→ **Exercise task**: Please transcribe the records precisely; pictures stay out of your copy.

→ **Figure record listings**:

##############################

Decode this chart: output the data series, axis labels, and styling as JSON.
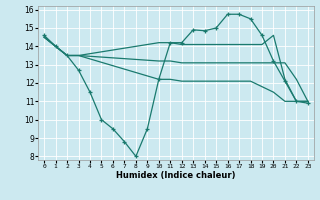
{
  "xlabel": "Humidex (Indice chaleur)",
  "bg_color": "#cce9f0",
  "line_color": "#1a7a6e",
  "grid_color": "#ffffff",
  "xlim": [
    -0.5,
    23.5
  ],
  "ylim": [
    7.8,
    16.2
  ],
  "xticks": [
    0,
    1,
    2,
    3,
    4,
    5,
    6,
    7,
    8,
    9,
    10,
    11,
    12,
    13,
    14,
    15,
    16,
    17,
    18,
    19,
    20,
    21,
    22,
    23
  ],
  "yticks": [
    8,
    9,
    10,
    11,
    12,
    13,
    14,
    15,
    16
  ],
  "line1_x": [
    0,
    1,
    2,
    3,
    4,
    5,
    6,
    7,
    8,
    9,
    10,
    11,
    12,
    13,
    14,
    15,
    16,
    17,
    18,
    19,
    20,
    21,
    22,
    23
  ],
  "line1_y": [
    14.6,
    14.0,
    13.5,
    12.7,
    11.5,
    10.0,
    9.5,
    8.8,
    8.0,
    9.5,
    12.2,
    14.2,
    14.2,
    14.9,
    14.85,
    15.0,
    15.75,
    15.75,
    15.5,
    14.6,
    13.2,
    12.1,
    11.0,
    10.9
  ],
  "line2_x": [
    0,
    1,
    2,
    3,
    10,
    11,
    12,
    13,
    14,
    15,
    16,
    17,
    18,
    19,
    20,
    21,
    22,
    23
  ],
  "line2_y": [
    14.5,
    14.0,
    13.5,
    13.5,
    14.2,
    14.2,
    14.1,
    14.1,
    14.1,
    14.1,
    14.1,
    14.1,
    14.1,
    14.1,
    14.6,
    12.2,
    11.0,
    11.0
  ],
  "line3_x": [
    0,
    1,
    2,
    3,
    10,
    11,
    12,
    13,
    14,
    15,
    16,
    17,
    18,
    19,
    20,
    21,
    22,
    23
  ],
  "line3_y": [
    14.5,
    14.0,
    13.5,
    13.5,
    12.2,
    12.2,
    12.1,
    12.1,
    12.1,
    12.1,
    12.1,
    12.1,
    12.1,
    11.8,
    11.5,
    11.0,
    11.0,
    11.0
  ],
  "line4_x": [
    0,
    1,
    2,
    3,
    10,
    11,
    12,
    13,
    14,
    15,
    16,
    17,
    18,
    19,
    20,
    21,
    22,
    23
  ],
  "line4_y": [
    14.5,
    14.0,
    13.5,
    13.5,
    13.2,
    13.2,
    13.1,
    13.1,
    13.1,
    13.1,
    13.1,
    13.1,
    13.1,
    13.1,
    13.1,
    13.1,
    12.2,
    11.0
  ]
}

##############################

→ **Finished answer**:
Decode this chart: output the data series, axis labels, and styling as JSON.
{
  "xlabel": "Humidex (Indice chaleur)",
  "bg_color": "#cce9f0",
  "line_color": "#1a7a6e",
  "grid_color": "#ffffff",
  "xlim": [
    -0.5,
    23.5
  ],
  "ylim": [
    7.8,
    16.2
  ],
  "xticks": [
    0,
    1,
    2,
    3,
    4,
    5,
    6,
    7,
    8,
    9,
    10,
    11,
    12,
    13,
    14,
    15,
    16,
    17,
    18,
    19,
    20,
    21,
    22,
    23
  ],
  "yticks": [
    8,
    9,
    10,
    11,
    12,
    13,
    14,
    15,
    16
  ],
  "line1_x": [
    0,
    1,
    2,
    3,
    4,
    5,
    6,
    7,
    8,
    9,
    10,
    11,
    12,
    13,
    14,
    15,
    16,
    17,
    18,
    19,
    20,
    21,
    22,
    23
  ],
  "line1_y": [
    14.6,
    14.0,
    13.5,
    12.7,
    11.5,
    10.0,
    9.5,
    8.8,
    8.0,
    9.5,
    12.2,
    14.2,
    14.2,
    14.9,
    14.85,
    15.0,
    15.75,
    15.75,
    15.5,
    14.6,
    13.2,
    12.1,
    11.0,
    10.9
  ],
  "line2_x": [
    0,
    1,
    2,
    3,
    10,
    11,
    12,
    13,
    14,
    15,
    16,
    17,
    18,
    19,
    20,
    21,
    22,
    23
  ],
  "line2_y": [
    14.5,
    14.0,
    13.5,
    13.5,
    14.2,
    14.2,
    14.1,
    14.1,
    14.1,
    14.1,
    14.1,
    14.1,
    14.1,
    14.1,
    14.6,
    12.2,
    11.0,
    11.0
  ],
  "line3_x": [
    0,
    1,
    2,
    3,
    10,
    11,
    12,
    13,
    14,
    15,
    16,
    17,
    18,
    19,
    20,
    21,
    22,
    23
  ],
  "line3_y": [
    14.5,
    14.0,
    13.5,
    13.5,
    12.2,
    12.2,
    12.1,
    12.1,
    12.1,
    12.1,
    12.1,
    12.1,
    12.1,
    11.8,
    11.5,
    11.0,
    11.0,
    11.0
  ],
  "line4_x": [
    0,
    1,
    2,
    3,
    10,
    11,
    12,
    13,
    14,
    15,
    16,
    17,
    18,
    19,
    20,
    21,
    22,
    23
  ],
  "line4_y": [
    14.5,
    14.0,
    13.5,
    13.5,
    13.2,
    13.2,
    13.1,
    13.1,
    13.1,
    13.1,
    13.1,
    13.1,
    13.1,
    13.1,
    13.1,
    13.1,
    12.2,
    11.0
  ]
}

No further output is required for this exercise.